>>>

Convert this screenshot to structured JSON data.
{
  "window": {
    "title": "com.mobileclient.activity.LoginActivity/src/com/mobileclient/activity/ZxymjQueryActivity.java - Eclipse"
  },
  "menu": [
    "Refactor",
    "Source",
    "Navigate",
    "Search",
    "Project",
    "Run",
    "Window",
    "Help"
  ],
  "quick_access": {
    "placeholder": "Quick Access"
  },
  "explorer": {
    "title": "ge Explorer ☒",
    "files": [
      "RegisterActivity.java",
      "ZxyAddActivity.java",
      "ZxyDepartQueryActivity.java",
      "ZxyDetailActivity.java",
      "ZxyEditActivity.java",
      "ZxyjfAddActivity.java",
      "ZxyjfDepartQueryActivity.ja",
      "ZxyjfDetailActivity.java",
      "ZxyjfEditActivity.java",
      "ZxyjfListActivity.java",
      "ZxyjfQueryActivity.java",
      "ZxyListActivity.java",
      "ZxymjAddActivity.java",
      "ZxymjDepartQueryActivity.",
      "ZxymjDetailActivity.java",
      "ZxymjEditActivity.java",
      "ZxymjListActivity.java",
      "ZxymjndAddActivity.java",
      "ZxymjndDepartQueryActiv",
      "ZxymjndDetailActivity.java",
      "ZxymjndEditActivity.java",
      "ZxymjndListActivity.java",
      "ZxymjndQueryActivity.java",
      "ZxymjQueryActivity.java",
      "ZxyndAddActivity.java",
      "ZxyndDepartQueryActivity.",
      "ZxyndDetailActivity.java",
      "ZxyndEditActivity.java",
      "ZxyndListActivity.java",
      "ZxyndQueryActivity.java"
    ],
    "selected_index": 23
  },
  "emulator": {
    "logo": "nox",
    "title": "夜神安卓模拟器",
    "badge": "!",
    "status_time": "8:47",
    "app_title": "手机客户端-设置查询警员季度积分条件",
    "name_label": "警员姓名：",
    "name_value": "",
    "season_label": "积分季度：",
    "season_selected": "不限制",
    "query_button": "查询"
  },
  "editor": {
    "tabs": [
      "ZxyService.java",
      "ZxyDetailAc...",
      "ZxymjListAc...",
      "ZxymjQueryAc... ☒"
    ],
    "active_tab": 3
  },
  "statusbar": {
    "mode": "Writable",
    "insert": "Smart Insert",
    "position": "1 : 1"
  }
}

<<<

### TASK REQUIREMENTS
Pick out the lines that have the word "ZxymjQueryActivity". Copy them all.

### TASK RESULT
    "title": "com.mobileclient.activity.LoginActivity/src/com/mobileclient/activity/ZxymjQueryActivity.java - Eclipse"
      "ZxymjQueryActivity.java",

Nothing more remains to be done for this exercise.